## What to do
Rewrite the records below with each occurrence of "CROSS SECTION" changed to "SECTION VIEW" and everything else left unchanged. Omit the pictures from the output.

═════ Available data ═════

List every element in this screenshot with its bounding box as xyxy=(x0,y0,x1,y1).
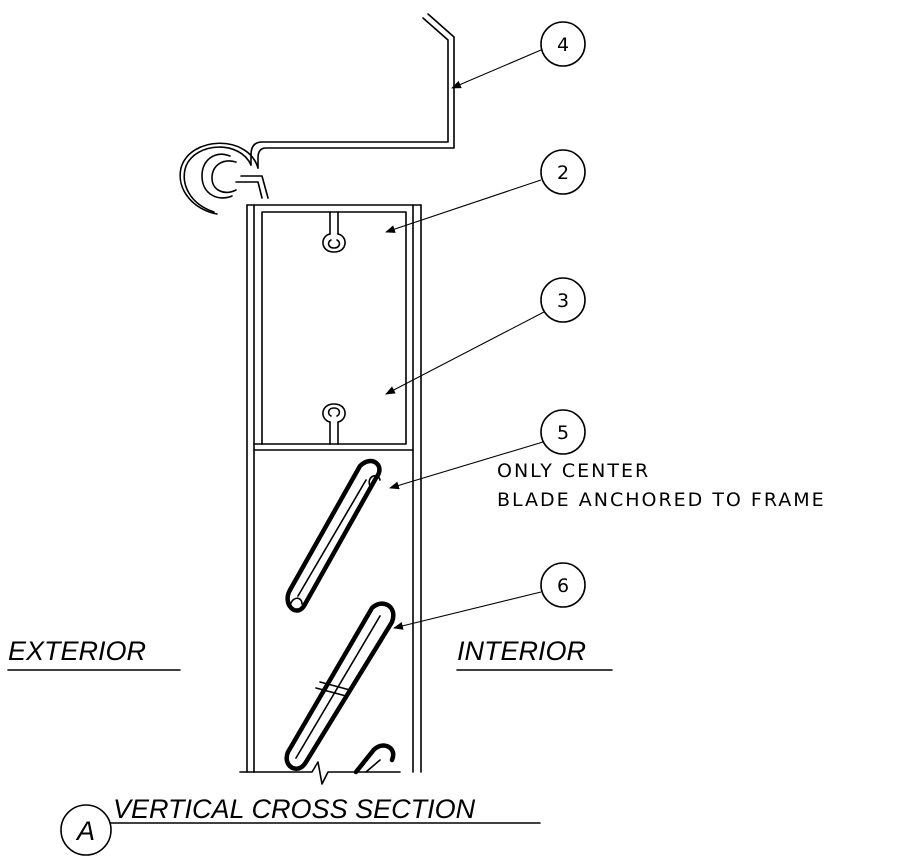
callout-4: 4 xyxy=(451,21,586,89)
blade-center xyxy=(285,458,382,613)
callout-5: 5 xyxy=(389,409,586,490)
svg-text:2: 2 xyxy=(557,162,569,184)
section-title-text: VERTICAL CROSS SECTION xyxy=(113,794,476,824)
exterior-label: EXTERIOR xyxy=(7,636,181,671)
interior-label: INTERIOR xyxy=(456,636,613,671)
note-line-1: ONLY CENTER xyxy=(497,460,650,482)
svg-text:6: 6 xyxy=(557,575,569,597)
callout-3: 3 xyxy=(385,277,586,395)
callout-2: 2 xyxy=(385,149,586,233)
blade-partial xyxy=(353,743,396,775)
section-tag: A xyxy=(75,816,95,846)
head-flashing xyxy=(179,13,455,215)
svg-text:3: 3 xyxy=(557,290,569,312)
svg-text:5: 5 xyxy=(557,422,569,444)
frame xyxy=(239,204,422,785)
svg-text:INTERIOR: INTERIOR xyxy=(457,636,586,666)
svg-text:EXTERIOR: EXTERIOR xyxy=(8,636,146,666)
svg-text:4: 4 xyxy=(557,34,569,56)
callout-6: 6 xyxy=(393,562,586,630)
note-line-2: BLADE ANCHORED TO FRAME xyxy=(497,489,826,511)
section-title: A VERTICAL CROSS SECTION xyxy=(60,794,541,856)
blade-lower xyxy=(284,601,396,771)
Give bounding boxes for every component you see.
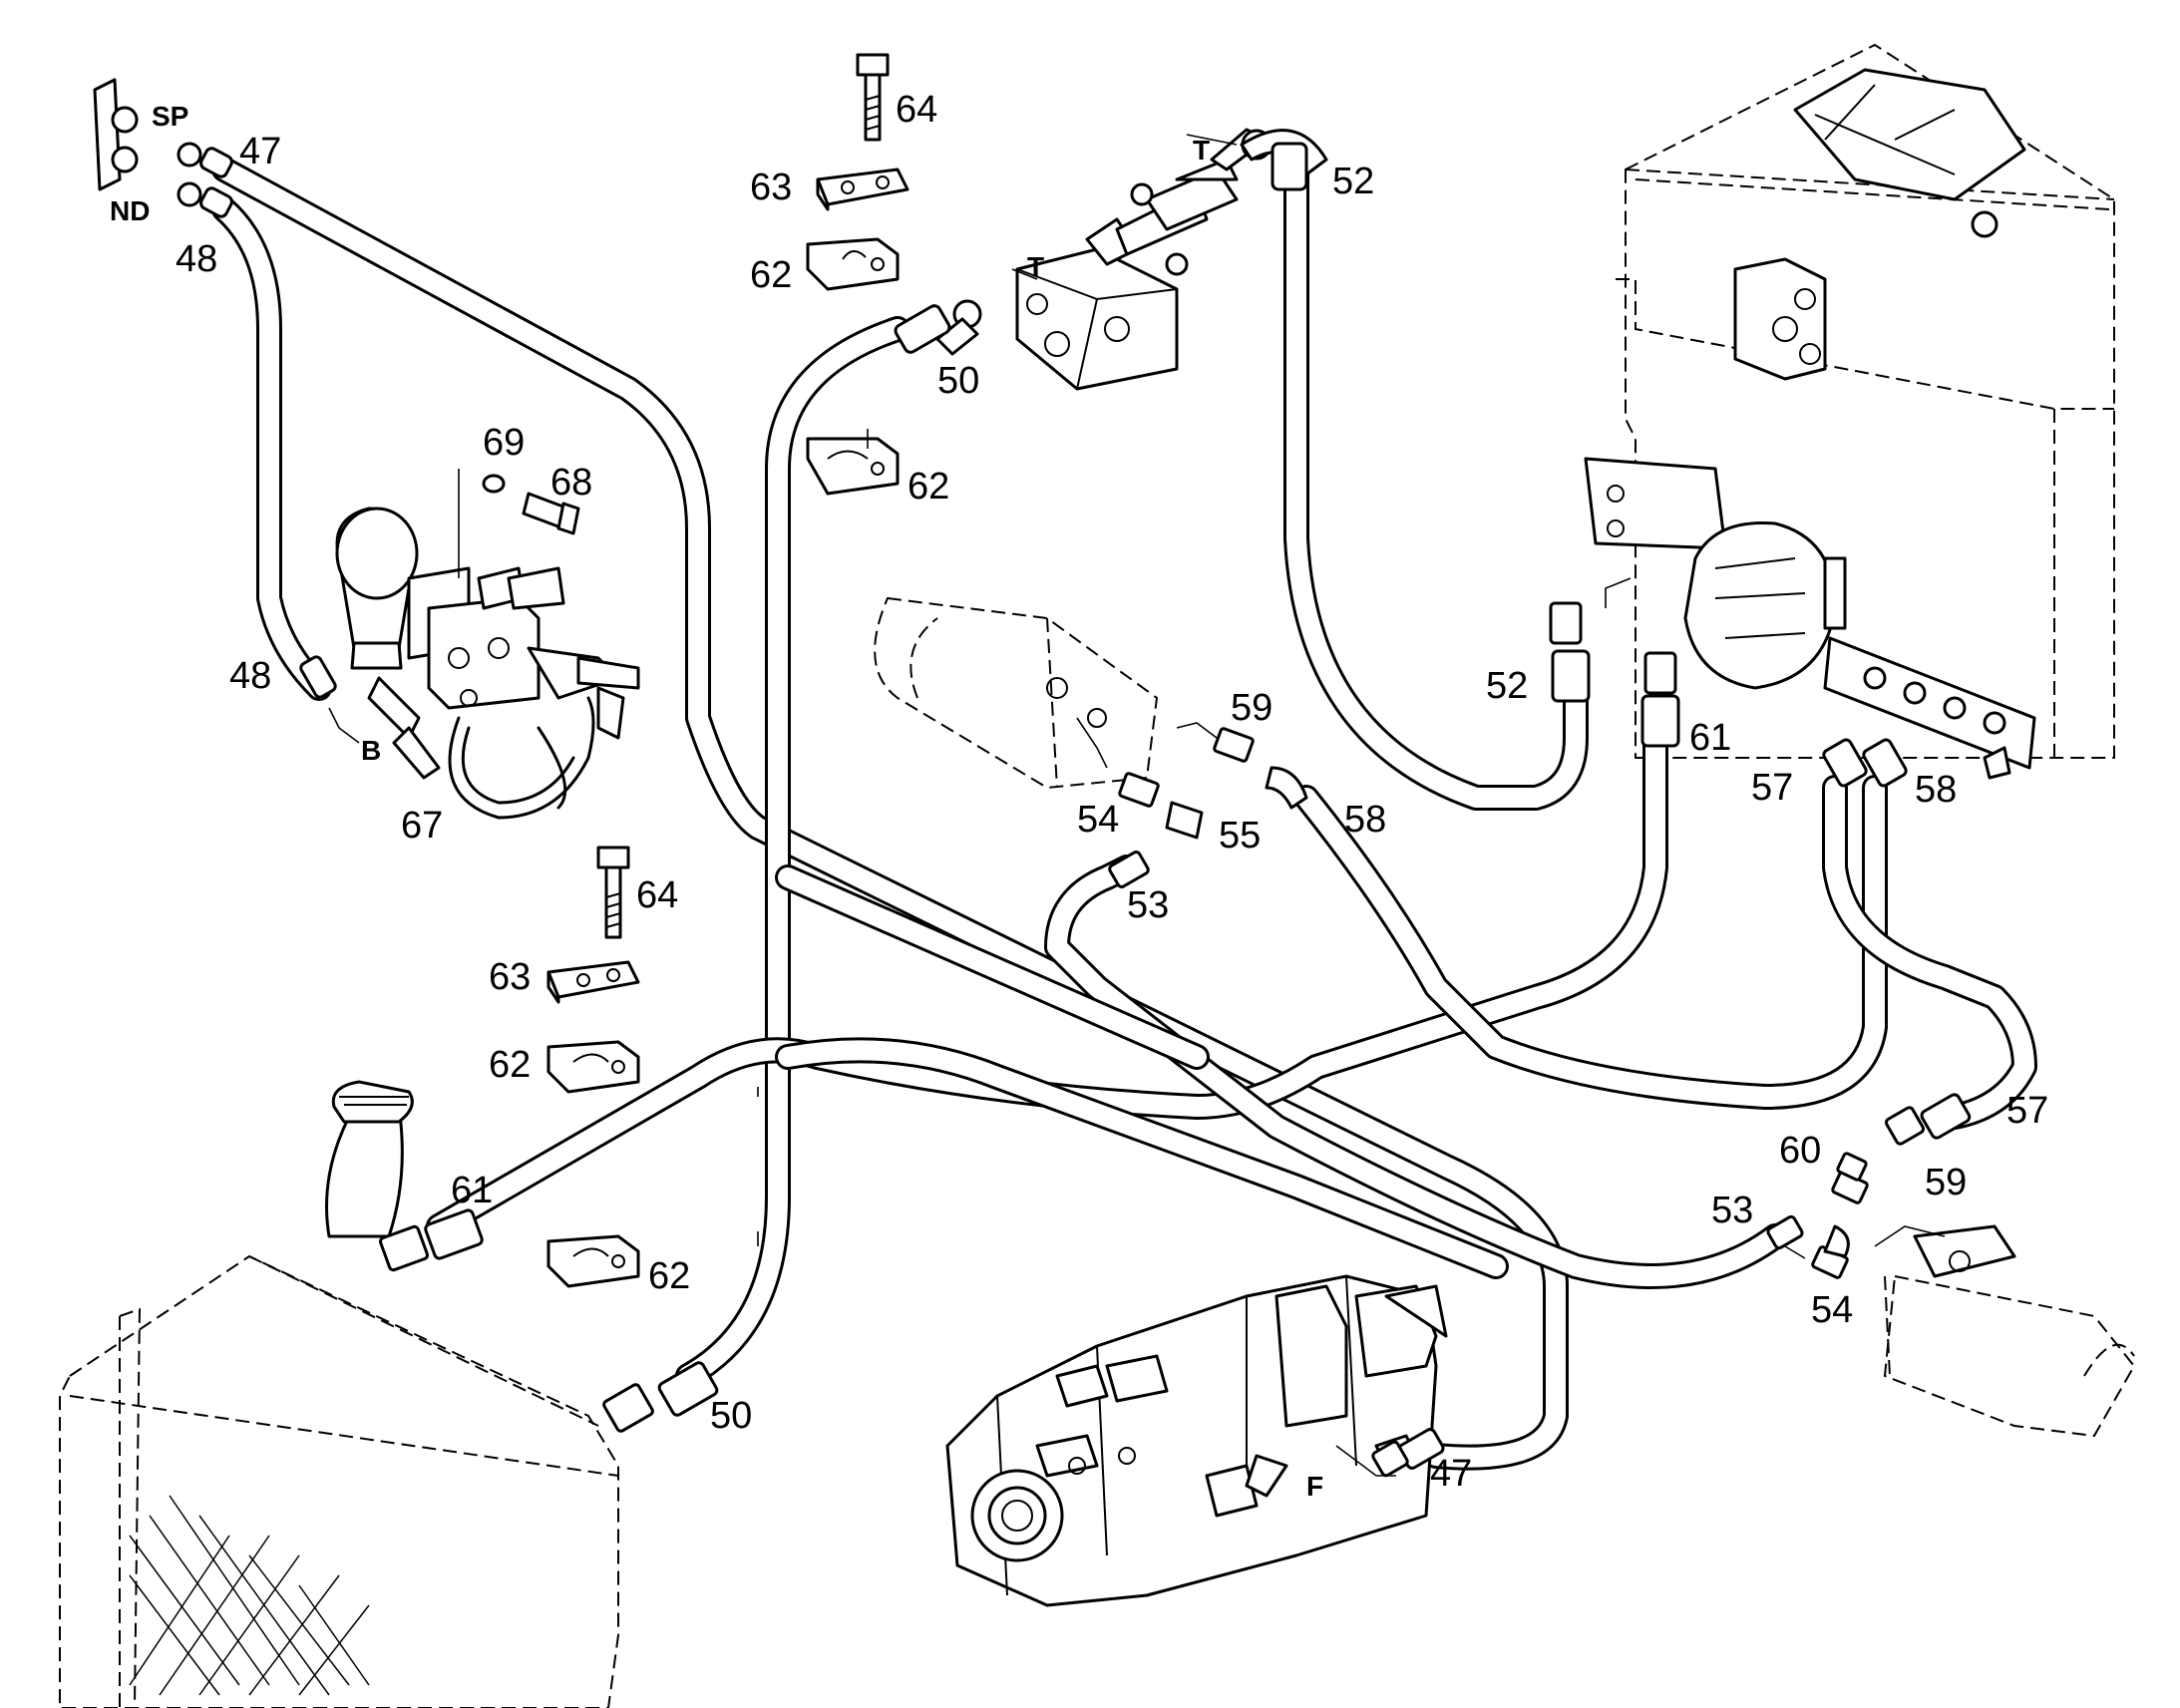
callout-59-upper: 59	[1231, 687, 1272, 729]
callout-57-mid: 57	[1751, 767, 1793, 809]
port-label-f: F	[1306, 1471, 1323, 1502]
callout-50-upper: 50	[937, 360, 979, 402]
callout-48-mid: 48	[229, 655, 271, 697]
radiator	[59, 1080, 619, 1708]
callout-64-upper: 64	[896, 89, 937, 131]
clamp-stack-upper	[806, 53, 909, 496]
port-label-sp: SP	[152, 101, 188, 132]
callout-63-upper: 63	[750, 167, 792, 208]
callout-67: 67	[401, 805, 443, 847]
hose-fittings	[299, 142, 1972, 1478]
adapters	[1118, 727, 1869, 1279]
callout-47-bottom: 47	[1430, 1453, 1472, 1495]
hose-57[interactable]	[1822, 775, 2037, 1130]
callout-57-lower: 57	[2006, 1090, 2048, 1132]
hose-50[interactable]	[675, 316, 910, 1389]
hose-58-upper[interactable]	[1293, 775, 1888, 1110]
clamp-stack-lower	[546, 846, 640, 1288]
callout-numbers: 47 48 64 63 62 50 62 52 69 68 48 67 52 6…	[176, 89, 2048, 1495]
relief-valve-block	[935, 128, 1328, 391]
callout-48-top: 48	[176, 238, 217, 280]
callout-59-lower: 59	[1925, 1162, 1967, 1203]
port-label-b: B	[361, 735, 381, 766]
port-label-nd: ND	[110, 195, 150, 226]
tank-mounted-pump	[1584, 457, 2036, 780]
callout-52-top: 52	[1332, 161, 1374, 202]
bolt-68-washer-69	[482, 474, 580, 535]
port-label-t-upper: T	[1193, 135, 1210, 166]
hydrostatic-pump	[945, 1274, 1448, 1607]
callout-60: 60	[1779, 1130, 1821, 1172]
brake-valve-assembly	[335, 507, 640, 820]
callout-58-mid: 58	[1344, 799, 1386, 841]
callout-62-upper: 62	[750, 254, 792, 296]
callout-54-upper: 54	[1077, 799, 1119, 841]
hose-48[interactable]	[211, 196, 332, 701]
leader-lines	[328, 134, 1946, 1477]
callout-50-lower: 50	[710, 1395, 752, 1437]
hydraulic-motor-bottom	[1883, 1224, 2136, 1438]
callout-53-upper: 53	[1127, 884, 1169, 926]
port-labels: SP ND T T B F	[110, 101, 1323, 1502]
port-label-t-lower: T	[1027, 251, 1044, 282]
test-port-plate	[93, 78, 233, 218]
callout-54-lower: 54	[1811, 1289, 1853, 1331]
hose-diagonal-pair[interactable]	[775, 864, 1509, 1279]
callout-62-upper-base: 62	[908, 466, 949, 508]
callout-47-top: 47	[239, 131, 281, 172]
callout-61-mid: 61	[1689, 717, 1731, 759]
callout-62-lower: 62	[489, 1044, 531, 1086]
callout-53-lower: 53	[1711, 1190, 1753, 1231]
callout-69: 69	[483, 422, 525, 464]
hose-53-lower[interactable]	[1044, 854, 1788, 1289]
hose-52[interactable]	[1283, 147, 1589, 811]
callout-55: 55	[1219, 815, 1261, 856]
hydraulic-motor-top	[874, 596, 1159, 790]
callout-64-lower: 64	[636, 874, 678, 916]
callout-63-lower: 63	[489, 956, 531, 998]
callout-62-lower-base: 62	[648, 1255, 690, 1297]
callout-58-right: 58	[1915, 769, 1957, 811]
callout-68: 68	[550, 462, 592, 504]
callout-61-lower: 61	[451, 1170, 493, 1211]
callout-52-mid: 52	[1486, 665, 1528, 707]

═════

## Response to the exercise
List every element in this screenshot with its bounding box as xyxy=(x0,y0,x1,y1).
callout-4: 4 xyxy=(451,21,586,89)
blade-center xyxy=(285,458,382,613)
callout-5: 5 xyxy=(389,409,586,490)
svg-text:2: 2 xyxy=(557,162,569,184)
section-title-text: VERTICAL SECTION VIEW xyxy=(113,794,476,824)
exterior-label: EXTERIOR xyxy=(7,636,181,671)
interior-label: INTERIOR xyxy=(456,636,613,671)
note-line-1: ONLY CENTER xyxy=(497,460,650,482)
svg-text:6: 6 xyxy=(557,575,569,597)
callout-3: 3 xyxy=(385,277,586,395)
callout-2: 2 xyxy=(385,149,586,233)
blade-partial xyxy=(353,743,396,775)
section-tag: A xyxy=(75,816,95,846)
head-flashing xyxy=(179,13,455,215)
svg-text:3: 3 xyxy=(557,290,569,312)
svg-text:5: 5 xyxy=(557,422,569,444)
frame xyxy=(239,204,422,785)
svg-text:INTERIOR: INTERIOR xyxy=(457,636,586,666)
svg-text:EXTERIOR: EXTERIOR xyxy=(8,636,146,666)
svg-text:4: 4 xyxy=(557,34,569,56)
callout-6: 6 xyxy=(393,562,586,630)
note-line-2: BLADE ANCHORED TO FRAME xyxy=(497,489,826,511)
section-title: A VERTICAL SECTION VIEW xyxy=(60,794,541,856)
blade-lower xyxy=(284,601,396,771)
Give bounding boxes for every component you see.
callout-59-upper: 59	[1231, 687, 1272, 729]
callout-57-mid: 57	[1751, 767, 1793, 809]
port-label-f: F	[1306, 1471, 1323, 1502]
callout-50-upper: 50	[937, 360, 979, 402]
callout-48-mid: 48	[229, 655, 271, 697]
radiator	[59, 1080, 619, 1708]
callout-64-upper: 64	[896, 89, 937, 131]
clamp-stack-upper	[806, 53, 909, 496]
port-label-sp: SP	[152, 101, 188, 132]
callout-63-upper: 63	[750, 167, 792, 208]
callout-67: 67	[401, 805, 443, 847]
hose-fittings	[299, 142, 1972, 1478]
adapters	[1118, 727, 1869, 1279]
callout-47-bottom: 47	[1430, 1453, 1472, 1495]
hose-57[interactable]	[1822, 775, 2037, 1130]
callout-57-lower: 57	[2006, 1090, 2048, 1132]
hose-50[interactable]	[675, 316, 910, 1389]
hose-58-upper[interactable]	[1293, 775, 1888, 1110]
clamp-stack-lower	[546, 846, 640, 1288]
callout-numbers: 47 48 64 63 62 50 62 52 69 68 48 67 52 6…	[176, 89, 2048, 1495]
relief-valve-block	[935, 128, 1328, 391]
callout-48-top: 48	[176, 238, 217, 280]
callout-59-lower: 59	[1925, 1162, 1967, 1203]
port-label-b: B	[361, 735, 381, 766]
port-label-nd: ND	[110, 195, 150, 226]
tank-mounted-pump	[1584, 457, 2036, 780]
callout-52-top: 52	[1332, 161, 1374, 202]
bolt-68-washer-69	[482, 474, 580, 535]
port-label-t-upper: T	[1193, 135, 1210, 166]
hydrostatic-pump	[945, 1274, 1448, 1607]
callout-60: 60	[1779, 1130, 1821, 1172]
brake-valve-assembly	[335, 507, 640, 820]
callout-58-mid: 58	[1344, 799, 1386, 841]
callout-62-upper: 62	[750, 254, 792, 296]
callout-54-upper: 54	[1077, 799, 1119, 841]
hose-48[interactable]	[211, 196, 332, 701]
leader-lines	[328, 134, 1946, 1477]
callout-50-lower: 50	[710, 1395, 752, 1437]
hydraulic-motor-bottom	[1883, 1224, 2136, 1438]
callout-53-upper: 53	[1127, 884, 1169, 926]
port-labels: SP ND T T B F	[110, 101, 1323, 1502]
port-label-t-lower: T	[1027, 251, 1044, 282]
test-port-plate	[93, 78, 233, 218]
callout-54-lower: 54	[1811, 1289, 1853, 1331]
hose-diagonal-pair[interactable]	[775, 864, 1509, 1279]
callout-62-upper-base: 62	[908, 466, 949, 508]
callout-47-top: 47	[239, 131, 281, 172]
callout-61-mid: 61	[1689, 717, 1731, 759]
callout-62-lower: 62	[489, 1044, 531, 1086]
callout-53-lower: 53	[1711, 1190, 1753, 1231]
callout-69: 69	[483, 422, 525, 464]
hose-53-lower[interactable]	[1044, 854, 1788, 1289]
hose-52[interactable]	[1283, 147, 1589, 811]
callout-55: 55	[1219, 815, 1261, 856]
hydraulic-motor-top	[874, 596, 1159, 790]
callout-64-lower: 64	[636, 874, 678, 916]
callout-63-lower: 63	[489, 956, 531, 998]
callout-62-lower-base: 62	[648, 1255, 690, 1297]
callout-58-right: 58	[1915, 769, 1957, 811]
callout-68: 68	[550, 462, 592, 504]
callout-61-lower: 61	[451, 1170, 493, 1211]
callout-52-mid: 52	[1486, 665, 1528, 707]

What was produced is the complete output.